#### TO BE DONE:
Set down exactly, and only, the lines from the one with "Read out every word on this page." to the final line of the entries, both included.
··· EXTRACTED DATA
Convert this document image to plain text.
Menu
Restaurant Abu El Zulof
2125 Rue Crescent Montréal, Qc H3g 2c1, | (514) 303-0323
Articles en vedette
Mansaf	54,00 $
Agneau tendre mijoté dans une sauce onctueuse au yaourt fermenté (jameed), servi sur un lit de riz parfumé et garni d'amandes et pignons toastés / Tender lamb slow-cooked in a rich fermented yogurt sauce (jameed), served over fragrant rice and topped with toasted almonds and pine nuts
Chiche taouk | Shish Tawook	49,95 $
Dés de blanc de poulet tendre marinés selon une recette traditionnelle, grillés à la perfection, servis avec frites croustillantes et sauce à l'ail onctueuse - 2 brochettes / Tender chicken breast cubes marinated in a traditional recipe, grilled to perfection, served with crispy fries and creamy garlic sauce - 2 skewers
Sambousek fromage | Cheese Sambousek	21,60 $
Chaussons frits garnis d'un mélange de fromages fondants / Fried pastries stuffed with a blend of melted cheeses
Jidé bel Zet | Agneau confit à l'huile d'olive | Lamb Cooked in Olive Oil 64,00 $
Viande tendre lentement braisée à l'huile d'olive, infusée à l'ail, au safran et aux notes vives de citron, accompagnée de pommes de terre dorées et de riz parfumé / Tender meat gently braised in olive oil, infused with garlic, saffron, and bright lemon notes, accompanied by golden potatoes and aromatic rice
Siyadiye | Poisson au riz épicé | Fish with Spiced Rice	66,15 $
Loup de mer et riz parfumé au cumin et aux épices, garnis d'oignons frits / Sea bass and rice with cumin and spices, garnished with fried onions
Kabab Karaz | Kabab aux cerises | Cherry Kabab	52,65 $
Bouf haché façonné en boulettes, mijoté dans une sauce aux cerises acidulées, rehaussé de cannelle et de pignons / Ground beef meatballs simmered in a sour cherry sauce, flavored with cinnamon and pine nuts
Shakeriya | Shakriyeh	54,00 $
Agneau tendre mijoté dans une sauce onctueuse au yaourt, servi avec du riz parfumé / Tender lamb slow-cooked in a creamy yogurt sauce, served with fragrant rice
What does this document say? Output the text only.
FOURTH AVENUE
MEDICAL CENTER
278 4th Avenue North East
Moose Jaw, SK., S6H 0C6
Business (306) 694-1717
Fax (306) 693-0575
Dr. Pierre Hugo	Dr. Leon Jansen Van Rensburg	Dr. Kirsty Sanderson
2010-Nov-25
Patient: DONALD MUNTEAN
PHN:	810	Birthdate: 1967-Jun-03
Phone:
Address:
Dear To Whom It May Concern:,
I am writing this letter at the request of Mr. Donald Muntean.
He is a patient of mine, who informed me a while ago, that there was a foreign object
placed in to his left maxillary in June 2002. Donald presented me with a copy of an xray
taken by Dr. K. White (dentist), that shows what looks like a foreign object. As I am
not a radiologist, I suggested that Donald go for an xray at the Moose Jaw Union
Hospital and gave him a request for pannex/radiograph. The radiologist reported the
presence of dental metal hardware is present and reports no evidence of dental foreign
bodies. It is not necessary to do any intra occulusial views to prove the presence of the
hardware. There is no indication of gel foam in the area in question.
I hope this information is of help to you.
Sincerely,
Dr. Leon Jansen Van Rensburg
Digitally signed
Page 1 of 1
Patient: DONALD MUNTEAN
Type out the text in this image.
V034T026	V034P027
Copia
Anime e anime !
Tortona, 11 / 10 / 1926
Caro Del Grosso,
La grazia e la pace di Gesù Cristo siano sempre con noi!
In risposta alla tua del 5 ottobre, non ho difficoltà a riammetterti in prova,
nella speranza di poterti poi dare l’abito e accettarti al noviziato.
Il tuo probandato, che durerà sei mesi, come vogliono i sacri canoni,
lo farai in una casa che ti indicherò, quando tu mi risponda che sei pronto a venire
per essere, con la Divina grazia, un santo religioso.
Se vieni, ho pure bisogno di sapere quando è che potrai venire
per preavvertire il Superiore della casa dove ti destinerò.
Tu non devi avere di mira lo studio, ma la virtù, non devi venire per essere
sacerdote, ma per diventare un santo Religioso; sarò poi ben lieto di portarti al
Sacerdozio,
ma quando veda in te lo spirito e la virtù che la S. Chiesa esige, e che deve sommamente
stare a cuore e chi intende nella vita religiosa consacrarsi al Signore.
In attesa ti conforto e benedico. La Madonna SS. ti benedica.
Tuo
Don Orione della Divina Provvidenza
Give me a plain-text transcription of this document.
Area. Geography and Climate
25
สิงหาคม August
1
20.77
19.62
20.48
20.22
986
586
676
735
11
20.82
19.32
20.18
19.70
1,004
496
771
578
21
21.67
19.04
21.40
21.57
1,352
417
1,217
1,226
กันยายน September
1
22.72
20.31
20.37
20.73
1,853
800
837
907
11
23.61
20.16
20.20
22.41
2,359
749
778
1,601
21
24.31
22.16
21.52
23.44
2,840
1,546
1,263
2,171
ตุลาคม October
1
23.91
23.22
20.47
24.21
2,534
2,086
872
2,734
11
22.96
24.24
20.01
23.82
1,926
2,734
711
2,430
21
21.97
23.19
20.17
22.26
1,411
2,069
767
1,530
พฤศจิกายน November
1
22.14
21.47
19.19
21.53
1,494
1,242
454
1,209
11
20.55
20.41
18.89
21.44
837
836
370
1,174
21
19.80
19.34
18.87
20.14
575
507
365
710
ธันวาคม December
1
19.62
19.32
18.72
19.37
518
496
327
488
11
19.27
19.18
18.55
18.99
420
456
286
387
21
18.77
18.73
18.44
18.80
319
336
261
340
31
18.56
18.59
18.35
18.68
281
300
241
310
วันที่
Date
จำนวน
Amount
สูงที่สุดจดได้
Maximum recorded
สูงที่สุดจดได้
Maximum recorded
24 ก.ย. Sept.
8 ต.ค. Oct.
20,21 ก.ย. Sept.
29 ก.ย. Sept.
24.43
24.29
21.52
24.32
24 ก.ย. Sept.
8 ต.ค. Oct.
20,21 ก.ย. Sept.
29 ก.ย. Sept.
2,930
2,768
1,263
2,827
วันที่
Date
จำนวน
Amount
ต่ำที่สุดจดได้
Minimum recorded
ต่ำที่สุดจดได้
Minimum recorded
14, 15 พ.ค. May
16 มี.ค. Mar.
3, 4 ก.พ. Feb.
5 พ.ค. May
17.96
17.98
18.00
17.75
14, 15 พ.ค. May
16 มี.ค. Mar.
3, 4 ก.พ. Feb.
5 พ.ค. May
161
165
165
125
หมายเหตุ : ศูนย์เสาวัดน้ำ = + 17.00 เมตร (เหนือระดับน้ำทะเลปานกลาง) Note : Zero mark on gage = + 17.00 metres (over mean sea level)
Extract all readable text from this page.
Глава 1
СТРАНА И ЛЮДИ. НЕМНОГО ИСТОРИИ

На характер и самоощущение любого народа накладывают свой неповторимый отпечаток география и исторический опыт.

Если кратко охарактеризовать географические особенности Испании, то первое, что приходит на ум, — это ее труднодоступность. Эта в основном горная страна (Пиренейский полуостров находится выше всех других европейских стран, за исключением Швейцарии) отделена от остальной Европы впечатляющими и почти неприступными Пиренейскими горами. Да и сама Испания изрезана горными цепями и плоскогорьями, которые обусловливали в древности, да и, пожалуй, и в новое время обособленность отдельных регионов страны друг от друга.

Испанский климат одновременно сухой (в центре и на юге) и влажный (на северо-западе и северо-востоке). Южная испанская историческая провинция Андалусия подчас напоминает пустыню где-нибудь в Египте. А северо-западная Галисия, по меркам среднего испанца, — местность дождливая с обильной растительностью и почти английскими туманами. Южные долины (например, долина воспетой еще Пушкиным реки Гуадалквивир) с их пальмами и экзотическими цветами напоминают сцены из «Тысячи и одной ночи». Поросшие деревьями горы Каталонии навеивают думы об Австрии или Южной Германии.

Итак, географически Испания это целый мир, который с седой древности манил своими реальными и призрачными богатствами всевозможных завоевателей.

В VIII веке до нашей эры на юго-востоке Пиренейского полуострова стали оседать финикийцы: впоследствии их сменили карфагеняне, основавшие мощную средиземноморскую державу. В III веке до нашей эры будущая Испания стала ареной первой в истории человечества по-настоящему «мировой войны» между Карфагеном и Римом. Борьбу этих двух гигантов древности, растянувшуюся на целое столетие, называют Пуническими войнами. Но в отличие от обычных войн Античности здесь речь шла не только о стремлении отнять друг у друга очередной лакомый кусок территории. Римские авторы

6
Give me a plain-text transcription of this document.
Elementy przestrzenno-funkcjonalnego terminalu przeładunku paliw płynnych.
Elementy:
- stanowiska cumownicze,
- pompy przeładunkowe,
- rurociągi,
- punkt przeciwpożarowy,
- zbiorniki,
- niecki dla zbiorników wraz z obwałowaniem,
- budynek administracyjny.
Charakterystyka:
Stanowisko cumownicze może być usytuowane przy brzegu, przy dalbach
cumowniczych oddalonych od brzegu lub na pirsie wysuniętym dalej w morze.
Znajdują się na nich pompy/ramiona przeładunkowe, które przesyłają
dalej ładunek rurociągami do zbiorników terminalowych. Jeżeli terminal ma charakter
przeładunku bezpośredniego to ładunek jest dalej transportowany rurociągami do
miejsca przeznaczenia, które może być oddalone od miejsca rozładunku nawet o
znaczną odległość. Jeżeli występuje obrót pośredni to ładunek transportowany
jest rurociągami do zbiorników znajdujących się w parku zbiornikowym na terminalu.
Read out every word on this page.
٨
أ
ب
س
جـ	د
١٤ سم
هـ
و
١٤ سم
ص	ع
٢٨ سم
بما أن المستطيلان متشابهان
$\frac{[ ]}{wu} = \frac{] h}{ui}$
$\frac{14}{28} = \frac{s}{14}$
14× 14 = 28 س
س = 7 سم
······
#### ANSWER FOR THE TASK:
Read out every word on this page.
٨
أ
ب
س
جـ	د
١٤ سم
هـ
و
١٤ سم
ص	ع
٢٨ سم
بما أن المستطيلان متشابهان
$\frac{[ ]}{wu} = \frac{] h}{ui}$
$\frac{14}{28} = \frac{s}{14}$
14× 14 = 28 س
س = 7 سم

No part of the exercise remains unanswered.